▶ _Job_:
Return each line containing "gombot".

▶ _Extracted records_:

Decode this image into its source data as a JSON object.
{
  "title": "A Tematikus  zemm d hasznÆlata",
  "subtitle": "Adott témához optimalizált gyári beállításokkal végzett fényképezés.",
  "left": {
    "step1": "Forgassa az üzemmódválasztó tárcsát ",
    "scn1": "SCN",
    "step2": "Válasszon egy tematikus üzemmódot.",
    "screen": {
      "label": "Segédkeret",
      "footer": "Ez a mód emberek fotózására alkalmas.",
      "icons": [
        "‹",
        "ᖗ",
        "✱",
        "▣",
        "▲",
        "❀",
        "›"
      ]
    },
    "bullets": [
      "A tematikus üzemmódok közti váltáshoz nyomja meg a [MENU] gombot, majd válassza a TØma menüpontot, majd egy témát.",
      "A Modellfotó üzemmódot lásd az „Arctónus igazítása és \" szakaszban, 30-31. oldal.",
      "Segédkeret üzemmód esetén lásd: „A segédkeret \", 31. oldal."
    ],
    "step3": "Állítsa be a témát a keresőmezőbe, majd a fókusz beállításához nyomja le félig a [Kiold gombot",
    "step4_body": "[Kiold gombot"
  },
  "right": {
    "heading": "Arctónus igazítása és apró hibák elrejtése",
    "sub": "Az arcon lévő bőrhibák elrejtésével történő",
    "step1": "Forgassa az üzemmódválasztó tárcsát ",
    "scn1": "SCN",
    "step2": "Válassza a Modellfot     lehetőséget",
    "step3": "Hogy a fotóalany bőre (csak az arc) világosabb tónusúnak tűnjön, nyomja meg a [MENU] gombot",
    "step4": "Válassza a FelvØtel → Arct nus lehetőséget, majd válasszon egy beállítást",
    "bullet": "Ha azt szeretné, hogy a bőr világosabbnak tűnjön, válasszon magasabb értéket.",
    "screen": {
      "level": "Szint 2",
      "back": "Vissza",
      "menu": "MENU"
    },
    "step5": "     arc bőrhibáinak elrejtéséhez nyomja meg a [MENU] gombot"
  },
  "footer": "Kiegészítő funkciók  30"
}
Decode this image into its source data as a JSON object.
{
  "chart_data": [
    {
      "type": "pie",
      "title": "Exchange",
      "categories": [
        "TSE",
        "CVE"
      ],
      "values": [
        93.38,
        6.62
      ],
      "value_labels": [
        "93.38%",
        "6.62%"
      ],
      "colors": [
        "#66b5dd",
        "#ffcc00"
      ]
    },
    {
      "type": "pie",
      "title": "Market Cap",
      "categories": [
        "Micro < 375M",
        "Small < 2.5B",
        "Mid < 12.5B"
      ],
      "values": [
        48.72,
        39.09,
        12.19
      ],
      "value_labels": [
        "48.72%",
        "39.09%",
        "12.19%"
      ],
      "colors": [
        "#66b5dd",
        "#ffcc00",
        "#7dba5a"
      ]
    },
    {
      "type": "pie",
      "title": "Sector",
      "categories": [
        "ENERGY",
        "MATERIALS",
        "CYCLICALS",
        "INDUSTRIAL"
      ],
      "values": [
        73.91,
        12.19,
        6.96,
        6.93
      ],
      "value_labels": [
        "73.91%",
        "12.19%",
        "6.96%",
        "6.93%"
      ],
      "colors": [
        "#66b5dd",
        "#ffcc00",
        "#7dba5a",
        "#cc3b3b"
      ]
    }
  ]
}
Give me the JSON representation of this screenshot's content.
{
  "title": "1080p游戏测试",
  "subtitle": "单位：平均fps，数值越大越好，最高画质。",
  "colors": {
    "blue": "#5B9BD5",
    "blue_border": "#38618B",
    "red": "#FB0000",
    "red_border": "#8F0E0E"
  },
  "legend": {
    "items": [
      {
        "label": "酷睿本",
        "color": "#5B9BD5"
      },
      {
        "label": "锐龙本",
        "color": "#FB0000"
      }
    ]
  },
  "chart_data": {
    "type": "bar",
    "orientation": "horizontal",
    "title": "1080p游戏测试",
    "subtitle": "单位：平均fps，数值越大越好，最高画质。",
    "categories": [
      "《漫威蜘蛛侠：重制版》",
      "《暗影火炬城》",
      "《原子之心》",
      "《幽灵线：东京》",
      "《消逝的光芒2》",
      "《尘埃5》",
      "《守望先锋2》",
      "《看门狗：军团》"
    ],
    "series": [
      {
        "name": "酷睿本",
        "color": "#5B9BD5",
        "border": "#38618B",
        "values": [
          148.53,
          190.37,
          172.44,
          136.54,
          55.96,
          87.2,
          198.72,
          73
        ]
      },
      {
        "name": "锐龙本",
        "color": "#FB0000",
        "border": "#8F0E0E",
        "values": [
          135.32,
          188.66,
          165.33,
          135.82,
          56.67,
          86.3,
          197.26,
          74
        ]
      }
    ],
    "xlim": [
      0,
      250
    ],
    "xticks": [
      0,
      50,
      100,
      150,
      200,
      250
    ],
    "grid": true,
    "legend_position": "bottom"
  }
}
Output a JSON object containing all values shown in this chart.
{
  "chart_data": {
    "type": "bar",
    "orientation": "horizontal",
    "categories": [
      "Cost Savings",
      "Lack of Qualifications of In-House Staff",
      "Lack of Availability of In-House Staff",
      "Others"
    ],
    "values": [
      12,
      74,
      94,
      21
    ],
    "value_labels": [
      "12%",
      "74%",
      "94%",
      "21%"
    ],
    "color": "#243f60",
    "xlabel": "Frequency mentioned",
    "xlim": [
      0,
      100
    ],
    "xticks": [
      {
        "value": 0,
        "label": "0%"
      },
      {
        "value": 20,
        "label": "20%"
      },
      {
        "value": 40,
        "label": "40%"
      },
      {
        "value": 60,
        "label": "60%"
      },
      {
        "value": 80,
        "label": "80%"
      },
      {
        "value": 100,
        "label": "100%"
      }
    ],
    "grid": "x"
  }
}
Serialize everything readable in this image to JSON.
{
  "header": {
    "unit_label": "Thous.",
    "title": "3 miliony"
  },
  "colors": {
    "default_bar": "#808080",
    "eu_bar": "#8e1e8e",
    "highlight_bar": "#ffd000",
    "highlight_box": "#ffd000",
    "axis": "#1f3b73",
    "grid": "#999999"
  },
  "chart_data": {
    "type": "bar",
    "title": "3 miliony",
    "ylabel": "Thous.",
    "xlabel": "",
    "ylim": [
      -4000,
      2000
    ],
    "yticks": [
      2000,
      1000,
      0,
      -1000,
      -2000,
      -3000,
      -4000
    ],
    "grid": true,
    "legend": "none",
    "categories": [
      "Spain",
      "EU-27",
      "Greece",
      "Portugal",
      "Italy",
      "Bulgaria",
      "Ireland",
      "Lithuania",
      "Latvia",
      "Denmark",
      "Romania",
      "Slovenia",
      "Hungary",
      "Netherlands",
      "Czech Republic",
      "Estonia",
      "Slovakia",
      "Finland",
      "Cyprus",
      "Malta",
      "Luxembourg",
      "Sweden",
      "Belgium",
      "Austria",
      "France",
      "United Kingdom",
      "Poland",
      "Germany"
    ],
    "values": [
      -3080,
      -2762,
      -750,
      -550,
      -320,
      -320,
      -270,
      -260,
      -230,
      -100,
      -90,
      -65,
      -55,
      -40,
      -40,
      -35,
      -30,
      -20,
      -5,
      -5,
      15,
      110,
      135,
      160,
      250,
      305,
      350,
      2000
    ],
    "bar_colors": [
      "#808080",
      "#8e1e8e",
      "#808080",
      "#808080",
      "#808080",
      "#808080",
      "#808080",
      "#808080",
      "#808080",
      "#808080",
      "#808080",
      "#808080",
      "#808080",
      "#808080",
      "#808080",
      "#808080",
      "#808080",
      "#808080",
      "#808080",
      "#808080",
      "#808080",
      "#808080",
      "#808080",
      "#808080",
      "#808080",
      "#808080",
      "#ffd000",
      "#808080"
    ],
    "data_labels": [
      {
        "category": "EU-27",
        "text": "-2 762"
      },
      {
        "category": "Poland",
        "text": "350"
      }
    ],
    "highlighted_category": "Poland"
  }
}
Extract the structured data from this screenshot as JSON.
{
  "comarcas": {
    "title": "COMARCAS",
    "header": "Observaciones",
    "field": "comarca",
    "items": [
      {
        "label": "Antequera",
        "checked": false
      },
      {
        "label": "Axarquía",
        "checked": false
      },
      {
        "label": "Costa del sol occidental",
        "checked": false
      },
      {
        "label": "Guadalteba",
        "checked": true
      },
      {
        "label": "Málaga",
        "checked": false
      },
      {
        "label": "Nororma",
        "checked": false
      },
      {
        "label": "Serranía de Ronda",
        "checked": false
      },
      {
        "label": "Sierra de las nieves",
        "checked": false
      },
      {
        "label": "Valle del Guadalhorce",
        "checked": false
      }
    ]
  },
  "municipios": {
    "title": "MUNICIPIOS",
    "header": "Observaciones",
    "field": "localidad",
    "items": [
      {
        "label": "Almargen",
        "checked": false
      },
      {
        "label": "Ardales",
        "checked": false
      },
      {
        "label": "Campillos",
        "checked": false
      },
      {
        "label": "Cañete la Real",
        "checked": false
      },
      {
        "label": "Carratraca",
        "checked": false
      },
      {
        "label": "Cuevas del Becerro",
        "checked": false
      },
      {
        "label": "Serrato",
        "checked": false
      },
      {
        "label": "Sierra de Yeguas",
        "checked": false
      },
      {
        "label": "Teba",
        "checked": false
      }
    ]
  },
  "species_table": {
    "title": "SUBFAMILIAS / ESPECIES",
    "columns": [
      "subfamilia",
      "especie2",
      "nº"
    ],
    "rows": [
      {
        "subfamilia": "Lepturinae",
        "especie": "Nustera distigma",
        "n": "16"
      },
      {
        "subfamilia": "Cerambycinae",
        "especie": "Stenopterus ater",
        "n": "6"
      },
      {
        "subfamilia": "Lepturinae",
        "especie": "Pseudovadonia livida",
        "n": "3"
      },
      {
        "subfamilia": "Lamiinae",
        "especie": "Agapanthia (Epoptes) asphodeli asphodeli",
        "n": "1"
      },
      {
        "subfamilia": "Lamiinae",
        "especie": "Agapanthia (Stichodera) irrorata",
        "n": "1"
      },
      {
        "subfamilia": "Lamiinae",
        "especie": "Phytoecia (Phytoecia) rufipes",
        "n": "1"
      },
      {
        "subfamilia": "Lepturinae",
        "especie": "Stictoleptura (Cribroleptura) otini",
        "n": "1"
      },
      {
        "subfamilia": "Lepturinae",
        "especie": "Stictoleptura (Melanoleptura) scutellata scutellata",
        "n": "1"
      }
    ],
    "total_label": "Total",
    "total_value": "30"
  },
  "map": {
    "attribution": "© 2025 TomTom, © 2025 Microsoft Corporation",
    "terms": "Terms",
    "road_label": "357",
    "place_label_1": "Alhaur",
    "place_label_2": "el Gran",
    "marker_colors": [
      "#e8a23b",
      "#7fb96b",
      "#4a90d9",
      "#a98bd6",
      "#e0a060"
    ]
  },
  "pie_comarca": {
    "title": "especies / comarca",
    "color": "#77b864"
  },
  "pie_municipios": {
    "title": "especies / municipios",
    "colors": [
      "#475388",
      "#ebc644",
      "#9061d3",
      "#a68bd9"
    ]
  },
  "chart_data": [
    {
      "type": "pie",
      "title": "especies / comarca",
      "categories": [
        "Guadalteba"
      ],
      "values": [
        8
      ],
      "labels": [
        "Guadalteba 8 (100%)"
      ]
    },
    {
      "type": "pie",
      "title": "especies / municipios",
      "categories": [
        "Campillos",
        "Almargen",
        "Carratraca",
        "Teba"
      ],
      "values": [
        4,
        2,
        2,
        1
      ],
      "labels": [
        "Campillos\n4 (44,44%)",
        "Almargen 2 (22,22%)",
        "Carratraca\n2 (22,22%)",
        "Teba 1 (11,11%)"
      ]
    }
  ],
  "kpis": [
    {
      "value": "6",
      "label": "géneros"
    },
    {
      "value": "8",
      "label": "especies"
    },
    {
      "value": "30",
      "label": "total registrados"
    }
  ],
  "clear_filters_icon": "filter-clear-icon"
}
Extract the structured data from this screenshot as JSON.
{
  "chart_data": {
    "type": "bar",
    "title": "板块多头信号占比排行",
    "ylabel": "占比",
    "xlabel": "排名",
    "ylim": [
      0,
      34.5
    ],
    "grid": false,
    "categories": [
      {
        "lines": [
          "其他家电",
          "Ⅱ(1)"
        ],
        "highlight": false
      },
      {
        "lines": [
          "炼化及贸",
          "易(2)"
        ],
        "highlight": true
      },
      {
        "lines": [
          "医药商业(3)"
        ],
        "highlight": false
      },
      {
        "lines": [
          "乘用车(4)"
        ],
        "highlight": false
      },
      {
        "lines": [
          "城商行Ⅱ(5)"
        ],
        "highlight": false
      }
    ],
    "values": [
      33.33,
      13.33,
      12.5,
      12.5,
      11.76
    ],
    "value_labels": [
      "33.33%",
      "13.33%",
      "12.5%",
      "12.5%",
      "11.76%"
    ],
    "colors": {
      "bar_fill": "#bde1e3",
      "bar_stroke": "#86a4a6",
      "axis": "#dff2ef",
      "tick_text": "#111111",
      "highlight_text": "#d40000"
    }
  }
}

▶ _Complete response_:
      "A tematikus üzemmódok közti váltáshoz nyomja meg a [MENU] gombot, majd válassza a TØma menüpontot, majd egy témát.",
    "step3": "Állítsa be a témát a keresőmezőbe, majd a fókusz beállításához nyomja le félig a [Kiold gombot",
    "step4_body": "[Kiold gombot"
    "step3": "Hogy a fotóalany bőre (csak az arc) világosabb tónusúnak tűnjön, nyomja meg a [MENU] gombot",
    "step5": "     arc bőrhibáinak elrejtéséhez nyomja meg a [MENU] gombot"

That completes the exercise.